* RECORDS SHOWN
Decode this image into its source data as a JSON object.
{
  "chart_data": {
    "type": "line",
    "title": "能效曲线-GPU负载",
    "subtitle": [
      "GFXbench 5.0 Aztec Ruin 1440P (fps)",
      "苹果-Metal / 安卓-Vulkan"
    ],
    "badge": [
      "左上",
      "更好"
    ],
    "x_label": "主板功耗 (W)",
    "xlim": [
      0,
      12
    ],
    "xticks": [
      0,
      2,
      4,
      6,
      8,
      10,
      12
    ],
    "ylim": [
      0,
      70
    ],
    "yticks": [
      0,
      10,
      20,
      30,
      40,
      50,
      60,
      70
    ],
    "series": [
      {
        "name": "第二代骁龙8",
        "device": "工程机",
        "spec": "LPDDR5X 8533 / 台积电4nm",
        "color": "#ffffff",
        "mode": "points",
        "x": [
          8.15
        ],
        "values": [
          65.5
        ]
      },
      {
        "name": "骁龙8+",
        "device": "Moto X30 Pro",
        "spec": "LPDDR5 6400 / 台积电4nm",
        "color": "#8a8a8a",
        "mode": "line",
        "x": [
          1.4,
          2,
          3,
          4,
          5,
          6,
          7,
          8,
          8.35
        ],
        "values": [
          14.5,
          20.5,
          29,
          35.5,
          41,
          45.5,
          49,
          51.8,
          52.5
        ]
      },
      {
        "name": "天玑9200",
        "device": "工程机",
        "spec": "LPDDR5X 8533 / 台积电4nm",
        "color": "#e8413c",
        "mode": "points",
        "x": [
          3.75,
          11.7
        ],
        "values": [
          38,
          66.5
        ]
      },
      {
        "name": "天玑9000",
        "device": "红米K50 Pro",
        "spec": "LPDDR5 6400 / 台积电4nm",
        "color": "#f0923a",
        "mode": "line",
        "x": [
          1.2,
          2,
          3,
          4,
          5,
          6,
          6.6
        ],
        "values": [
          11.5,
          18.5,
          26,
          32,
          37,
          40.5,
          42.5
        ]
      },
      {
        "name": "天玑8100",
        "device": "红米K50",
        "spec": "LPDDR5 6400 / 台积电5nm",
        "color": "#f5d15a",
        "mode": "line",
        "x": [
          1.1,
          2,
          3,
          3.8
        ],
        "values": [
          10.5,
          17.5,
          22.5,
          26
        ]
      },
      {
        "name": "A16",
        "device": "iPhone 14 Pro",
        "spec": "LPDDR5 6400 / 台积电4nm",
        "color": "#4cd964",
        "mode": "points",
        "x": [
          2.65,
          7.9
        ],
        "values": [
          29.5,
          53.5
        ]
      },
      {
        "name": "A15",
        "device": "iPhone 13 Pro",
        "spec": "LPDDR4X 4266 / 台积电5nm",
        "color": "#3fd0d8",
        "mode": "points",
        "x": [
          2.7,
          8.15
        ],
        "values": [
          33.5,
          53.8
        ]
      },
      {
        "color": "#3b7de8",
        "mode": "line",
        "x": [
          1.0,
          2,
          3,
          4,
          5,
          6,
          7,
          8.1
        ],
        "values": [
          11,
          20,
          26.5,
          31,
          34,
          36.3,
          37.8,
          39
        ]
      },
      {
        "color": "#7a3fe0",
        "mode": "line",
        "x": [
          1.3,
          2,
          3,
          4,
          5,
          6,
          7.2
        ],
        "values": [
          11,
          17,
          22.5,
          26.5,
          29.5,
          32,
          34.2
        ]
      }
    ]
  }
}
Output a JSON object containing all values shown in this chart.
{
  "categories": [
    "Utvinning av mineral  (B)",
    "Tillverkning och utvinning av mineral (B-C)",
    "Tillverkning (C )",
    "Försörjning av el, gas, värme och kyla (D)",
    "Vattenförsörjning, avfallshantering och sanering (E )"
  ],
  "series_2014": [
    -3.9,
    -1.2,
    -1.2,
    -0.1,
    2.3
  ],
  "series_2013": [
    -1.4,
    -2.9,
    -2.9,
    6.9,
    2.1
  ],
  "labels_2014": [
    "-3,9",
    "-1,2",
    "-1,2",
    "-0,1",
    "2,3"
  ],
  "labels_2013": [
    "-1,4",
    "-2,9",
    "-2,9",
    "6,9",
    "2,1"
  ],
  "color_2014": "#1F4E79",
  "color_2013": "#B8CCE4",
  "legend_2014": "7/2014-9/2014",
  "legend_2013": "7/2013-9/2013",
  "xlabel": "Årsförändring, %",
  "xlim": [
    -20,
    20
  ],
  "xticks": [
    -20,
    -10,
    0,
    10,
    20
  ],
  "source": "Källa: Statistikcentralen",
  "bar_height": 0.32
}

* WRITTEN TASK
Reproduce the material above without altering a single character.

* ANSWER FOR THE TASK
Decode this image into its source data as a JSON object.
{
  "chart_data": {
    "type": "line",
    "title": "能效曲线-GPU负载",
    "subtitle": [
      "GFXbench 5.0 Aztec Ruin 1440P (fps)",
      "苹果-Metal / 安卓-Vulkan"
    ],
    "badge": [
      "左上",
      "更好"
    ],
    "x_label": "主板功耗 (W)",
    "xlim": [
      0,
      12
    ],
    "xticks": [
      0,
      2,
      4,
      6,
      8,
      10,
      12
    ],
    "ylim": [
      0,
      70
    ],
    "yticks": [
      0,
      10,
      20,
      30,
      40,
      50,
      60,
      70
    ],
    "series": [
      {
        "name": "第二代骁龙8",
        "device": "工程机",
        "spec": "LPDDR5X 8533 / 台积电4nm",
        "color": "#ffffff",
        "mode": "points",
        "x": [
          8.15
        ],
        "values": [
          65.5
        ]
      },
      {
        "name": "骁龙8+",
        "device": "Moto X30 Pro",
        "spec": "LPDDR5 6400 / 台积电4nm",
        "color": "#8a8a8a",
        "mode": "line",
        "x": [
          1.4,
          2,
          3,
          4,
          5,
          6,
          7,
          8,
          8.35
        ],
        "values": [
          14.5,
          20.5,
          29,
          35.5,
          41,
          45.5,
          49,
          51.8,
          52.5
        ]
      },
      {
        "name": "天玑9200",
        "device": "工程机",
        "spec": "LPDDR5X 8533 / 台积电4nm",
        "color": "#e8413c",
        "mode": "points",
        "x": [
          3.75,
          11.7
        ],
        "values": [
          38,
          66.5
        ]
      },
      {
        "name": "天玑9000",
        "device": "红米K50 Pro",
        "spec": "LPDDR5 6400 / 台积电4nm",
        "color": "#f0923a",
        "mode": "line",
        "x": [
          1.2,
          2,
          3,
          4,
          5,
          6,
          6.6
        ],
        "values": [
          11.5,
          18.5,
          26,
          32,
          37,
          40.5,
          42.5
        ]
      },
      {
        "name": "天玑8100",
        "device": "红米K50",
        "spec": "LPDDR5 6400 / 台积电5nm",
        "color": "#f5d15a",
        "mode": "line",
        "x": [
          1.1,
          2,
          3,
          3.8
        ],
        "values": [
          10.5,
          17.5,
          22.5,
          26
        ]
      },
      {
        "name": "A16",
        "device": "iPhone 14 Pro",
        "spec": "LPDDR5 6400 / 台积电4nm",
        "color": "#4cd964",
        "mode": "points",
        "x": [
          2.65,
          7.9
        ],
        "values": [
          29.5,
          53.5
        ]
      },
      {
        "name": "A15",
        "device": "iPhone 13 Pro",
        "spec": "LPDDR4X 4266 / 台积电5nm",
        "color": "#3fd0d8",
        "mode": "points",
        "x": [
          2.7,
          8.15
        ],
        "values": [
          33.5,
          53.8
        ]
      },
      {
        "color": "#3b7de8",
        "mode": "line",
        "x": [
          1.0,
          2,
          3,
          4,
          5,
          6,
          7,
          8.1
        ],
        "values": [
          11,
          20,
          26.5,
          31,
          34,
          36.3,
          37.8,
          39
        ]
      },
      {
        "color": "#7a3fe0",
        "mode": "line",
        "x": [
          1.3,
          2,
          3,
          4,
          5,
          6,
          7.2
        ],
        "values": [
          11,
          17,
          22.5,
          26.5,
          29.5,
          32,
          34.2
        ]
      }
    ]
  }
}
Output a JSON object containing all values shown in this chart.
{
  "categories": [
    "Utvinning av mineral  (B)",
    "Tillverkning och utvinning av mineral (B-C)",
    "Tillverkning (C )",
    "Försörjning av el, gas, värme och kyla (D)",
    "Vattenförsörjning, avfallshantering och sanering (E )"
  ],
  "series_2014": [
    -3.9,
    -1.2,
    -1.2,
    -0.1,
    2.3
  ],
  "series_2013": [
    -1.4,
    -2.9,
    -2.9,
    6.9,
    2.1
  ],
  "labels_2014": [
    "-3,9",
    "-1,2",
    "-1,2",
    "-0,1",
    "2,3"
  ],
  "labels_2013": [
    "-1,4",
    "-2,9",
    "-2,9",
    "6,9",
    "2,1"
  ],
  "color_2014": "#1F4E79",
  "color_2013": "#B8CCE4",
  "legend_2014": "7/2014-9/2014",
  "legend_2013": "7/2013-9/2013",
  "xlabel": "Årsförändring, %",
  "xlim": [
    -20,
    20
  ],
  "xticks": [
    -20,
    -10,
    0,
    10,
    20
  ],
  "source": "Källa: Statistikcentralen",
  "bar_height": 0.32
}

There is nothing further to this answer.